> **AIM OF THE TASK**: In the material below, find each line holding the string "text" and copy it.

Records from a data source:
-*-

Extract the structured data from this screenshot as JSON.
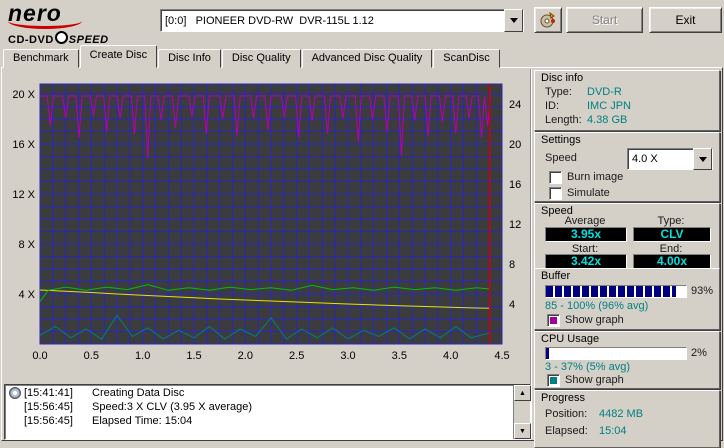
{
  "header": {
    "brand": "nero",
    "subbrand_left": "CD-DVD",
    "subbrand_right": "SPEED",
    "drive": "[0:0]   PIONEER DVD-RW  DVR-115L 1.12",
    "start": "Start",
    "exit": "Exit"
  },
  "tabs": [
    {
      "label": "Benchmark"
    },
    {
      "label": "Create Disc"
    },
    {
      "label": "Disc Info"
    },
    {
      "label": "Disc Quality"
    },
    {
      "label": "Advanced Disc Quality"
    },
    {
      "label": "ScanDisc"
    }
  ],
  "chart_data": {
    "type": "line",
    "x_unit": "GB",
    "x_ticks": [
      "0.0",
      "0.5",
      "1.0",
      "1.5",
      "2.0",
      "2.5",
      "3.0",
      "3.5",
      "4.0",
      "4.5"
    ],
    "left_ticks": [
      "20 X",
      "16 X",
      "12 X",
      "8 X",
      "4 X"
    ],
    "right_ticks": [
      "24",
      "20",
      "16",
      "12",
      "8",
      "4"
    ],
    "x_max_gb": 4.5,
    "end_gb": 4.38,
    "left_axis_max": 20.8,
    "right_axis_max": 26,
    "plot_bg": "#3c3c3c",
    "grid_color": "#2727c3",
    "end_marker_color": "#d40000",
    "series": [
      {
        "name": "cpu-usage",
        "color": "#008080",
        "axis": "left",
        "points": [
          [
            0,
            0.7
          ],
          [
            0.15,
            1.4
          ],
          [
            0.3,
            0.5
          ],
          [
            0.45,
            1.2
          ],
          [
            0.6,
            0.4
          ],
          [
            0.75,
            2.3
          ],
          [
            0.9,
            0.6
          ],
          [
            1.05,
            1.3
          ],
          [
            1.2,
            0.4
          ],
          [
            1.35,
            1.1
          ],
          [
            1.5,
            0.5
          ],
          [
            1.65,
            1.4
          ],
          [
            1.8,
            0.4
          ],
          [
            1.95,
            1.2
          ],
          [
            2.1,
            0.6
          ],
          [
            2.25,
            2.1
          ],
          [
            2.4,
            0.4
          ],
          [
            2.55,
            1.2
          ],
          [
            2.7,
            0.5
          ],
          [
            2.85,
            1.3
          ],
          [
            3.0,
            0.4
          ],
          [
            3.15,
            1.1
          ],
          [
            3.3,
            0.6
          ],
          [
            3.45,
            1.3
          ],
          [
            3.6,
            0.4
          ],
          [
            3.75,
            1.2
          ],
          [
            3.9,
            0.5
          ],
          [
            4.05,
            1.4
          ],
          [
            4.2,
            0.5
          ],
          [
            4.38,
            0.9
          ]
        ]
      },
      {
        "name": "rotation-speed",
        "color": "#e6e600",
        "axis": "left",
        "points": [
          [
            0,
            4.32
          ],
          [
            0.25,
            4.22
          ],
          [
            0.5,
            4.12
          ],
          [
            0.75,
            4.0
          ],
          [
            1.0,
            3.9
          ],
          [
            1.25,
            3.8
          ],
          [
            1.5,
            3.7
          ],
          [
            1.75,
            3.6
          ],
          [
            2.0,
            3.52
          ],
          [
            2.25,
            3.44
          ],
          [
            2.5,
            3.36
          ],
          [
            2.75,
            3.28
          ],
          [
            3.0,
            3.2
          ],
          [
            3.25,
            3.13
          ],
          [
            3.5,
            3.06
          ],
          [
            3.75,
            3.0
          ],
          [
            4.0,
            2.94
          ],
          [
            4.25,
            2.88
          ],
          [
            4.38,
            2.86
          ]
        ]
      },
      {
        "name": "write-speed",
        "color": "#00c000",
        "axis": "left",
        "points": [
          [
            0,
            3.4
          ],
          [
            0.08,
            4.3
          ],
          [
            0.25,
            4.55
          ],
          [
            0.45,
            4.3
          ],
          [
            0.65,
            4.55
          ],
          [
            0.85,
            4.35
          ],
          [
            1.05,
            4.75
          ],
          [
            1.25,
            4.3
          ],
          [
            1.45,
            4.5
          ],
          [
            1.65,
            4.3
          ],
          [
            1.85,
            4.55
          ],
          [
            2.05,
            4.35
          ],
          [
            2.25,
            4.5
          ],
          [
            2.45,
            4.3
          ],
          [
            2.65,
            4.7
          ],
          [
            2.85,
            4.35
          ],
          [
            3.05,
            4.5
          ],
          [
            3.25,
            4.3
          ],
          [
            3.45,
            4.55
          ],
          [
            3.65,
            4.35
          ],
          [
            3.85,
            4.5
          ],
          [
            4.05,
            4.3
          ],
          [
            4.25,
            4.5
          ],
          [
            4.38,
            4.4
          ]
        ]
      },
      {
        "name": "buffer-level",
        "color": "#b400b4",
        "axis": "right",
        "base": 24.8,
        "dips": [
          [
            0.1,
            21.8
          ],
          [
            0.25,
            22.6
          ],
          [
            0.38,
            20.6
          ],
          [
            0.52,
            22.8
          ],
          [
            0.65,
            21.2
          ],
          [
            0.78,
            22.6
          ],
          [
            0.92,
            21.0
          ],
          [
            1.05,
            18.6
          ],
          [
            1.18,
            22.4
          ],
          [
            1.32,
            21.6
          ],
          [
            1.48,
            22.8
          ],
          [
            1.62,
            21.0
          ],
          [
            1.78,
            22.5
          ],
          [
            1.92,
            20.8
          ],
          [
            2.08,
            22.6
          ],
          [
            2.22,
            21.4
          ],
          [
            2.38,
            22.7
          ],
          [
            2.52,
            20.6
          ],
          [
            2.65,
            22.3
          ],
          [
            2.8,
            21.0
          ],
          [
            2.95,
            22.6
          ],
          [
            3.1,
            20.2
          ],
          [
            3.24,
            22.5
          ],
          [
            3.38,
            21.2
          ],
          [
            3.52,
            18.8
          ],
          [
            3.65,
            22.4
          ],
          [
            3.78,
            20.8
          ],
          [
            3.92,
            22.2
          ],
          [
            4.05,
            21.0
          ],
          [
            4.18,
            22.6
          ],
          [
            4.3,
            20.6
          ],
          [
            4.36,
            21.8
          ]
        ]
      }
    ]
  },
  "log": {
    "entries": [
      {
        "time": "[15:41:41]",
        "text": "Creating Data Disc"
      },
      {
        "time": "[15:56:45]",
        "text": "Speed:3 X CLV (3.95 X average)"
      },
      {
        "time": "[15:56:45]",
        "text": "Elapsed Time: 15:04"
      }
    ]
  },
  "disc_info": {
    "title": "Disc info",
    "type_label": "Type:",
    "type": "DVD-R",
    "id_label": "ID:",
    "id": "IMC JPN",
    "length_label": "Length:",
    "length": "4.38 GB"
  },
  "settings": {
    "title": "Settings",
    "speed_label": "Speed",
    "speed_value": "4.0 X",
    "burn_image": "Burn image",
    "simulate": "Simulate"
  },
  "speed": {
    "title": "Speed",
    "average_label": "Average",
    "average": "3.95x",
    "type_label": "Type:",
    "type": "CLV",
    "start_label": "Start:",
    "start": "3.42x",
    "end_label": "End:",
    "end": "4.00x"
  },
  "buffer": {
    "title": "Buffer",
    "percent": 93,
    "percent_label": "93%",
    "range": "85 - 100% (96% avg)",
    "show_graph": "Show graph",
    "color": "#a000a0"
  },
  "cpu": {
    "title": "CPU Usage",
    "percent": 2,
    "percent_label": "2%",
    "range": "3 - 37% (5% avg)",
    "show_graph": "Show graph",
    "color": "#008080"
  },
  "progress": {
    "title": "Progress",
    "position_label": "Position:",
    "position": "4482 MB",
    "elapsed_label": "Elapsed:",
    "elapsed": "15:04"
  }
}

-*-

> **SOLVED EXERCISE**:
        "text": "Creating Data Disc"
        "text": "Speed:3 X CLV (3.95 X average)"
        "text": "Elapsed Time: 15:04"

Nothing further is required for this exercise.